WHAT NEEDS TO BE DONE: Return each line containing "icon".
-- BEGIN MATERIALS PROVIDED --
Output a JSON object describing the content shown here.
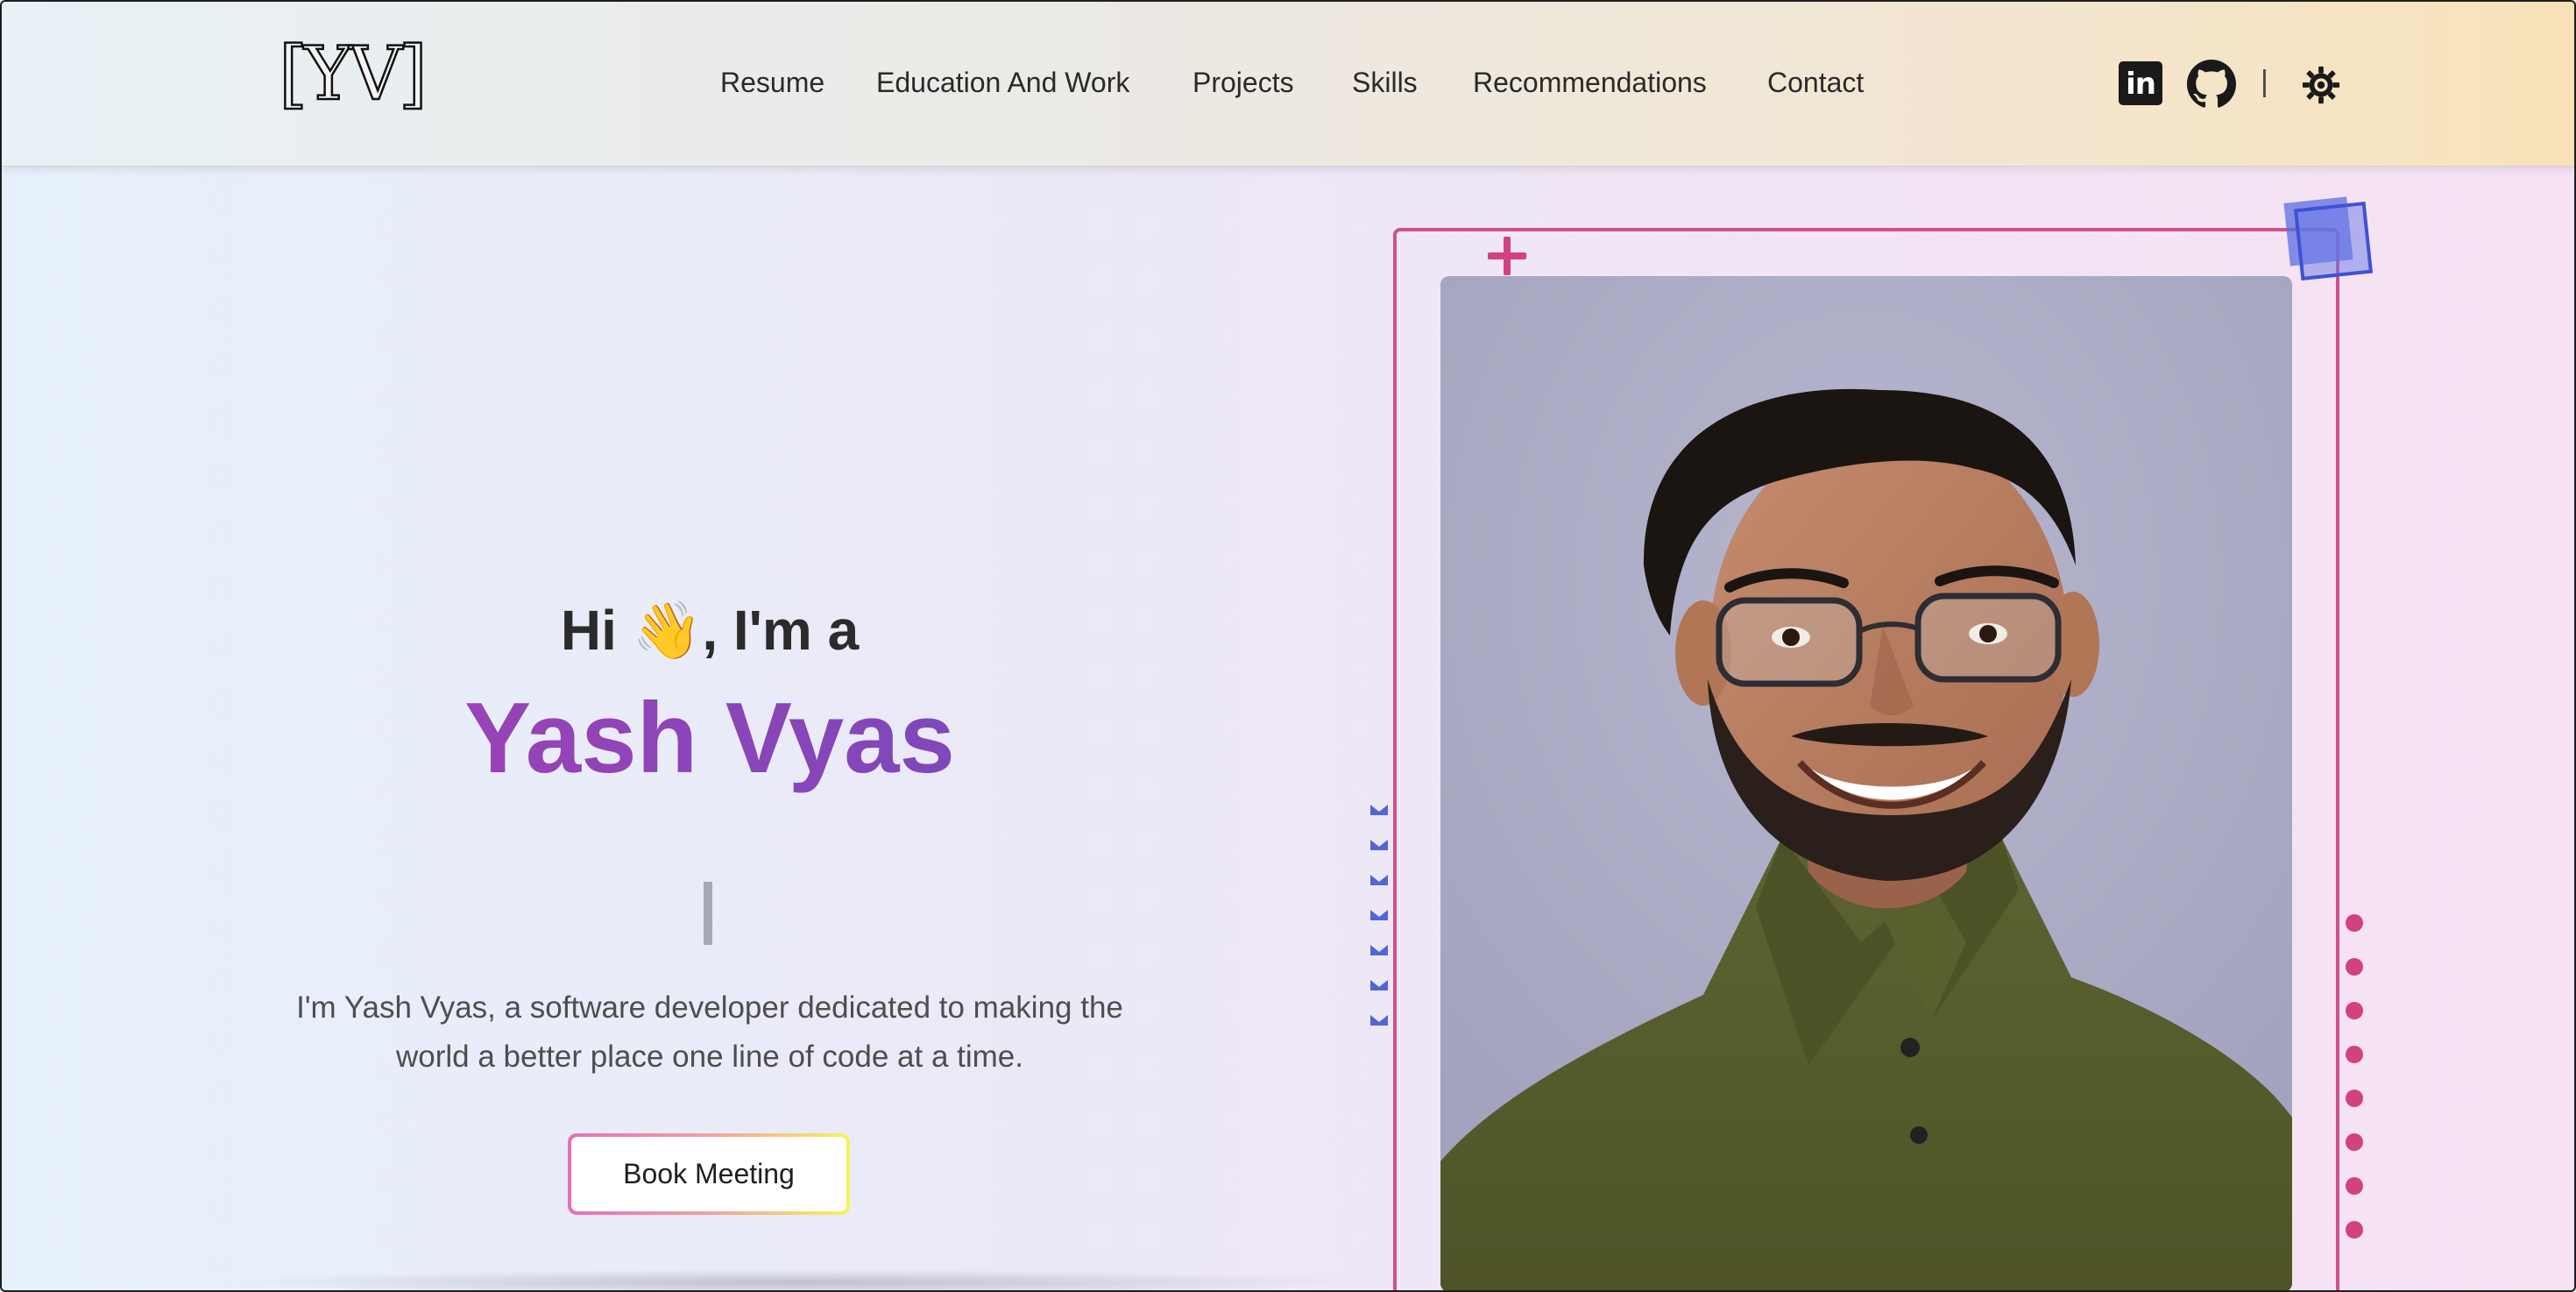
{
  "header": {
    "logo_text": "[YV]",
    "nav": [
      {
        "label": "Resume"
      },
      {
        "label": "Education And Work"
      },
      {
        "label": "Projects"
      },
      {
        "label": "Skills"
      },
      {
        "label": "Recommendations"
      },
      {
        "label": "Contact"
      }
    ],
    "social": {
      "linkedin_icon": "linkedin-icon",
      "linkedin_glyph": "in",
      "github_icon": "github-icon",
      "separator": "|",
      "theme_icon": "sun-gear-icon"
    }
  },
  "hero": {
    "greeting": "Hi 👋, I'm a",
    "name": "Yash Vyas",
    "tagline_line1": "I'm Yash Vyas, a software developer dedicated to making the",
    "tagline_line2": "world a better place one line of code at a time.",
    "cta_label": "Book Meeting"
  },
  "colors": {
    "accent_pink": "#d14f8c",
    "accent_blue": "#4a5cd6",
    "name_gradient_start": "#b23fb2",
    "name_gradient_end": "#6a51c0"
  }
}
-- END MATERIALS PROVIDED --
EXERCISE ANSWER:
      "linkedin_icon": "linkedin-icon",
      "github_icon": "github-icon",
      "theme_icon": "sun-gear-icon"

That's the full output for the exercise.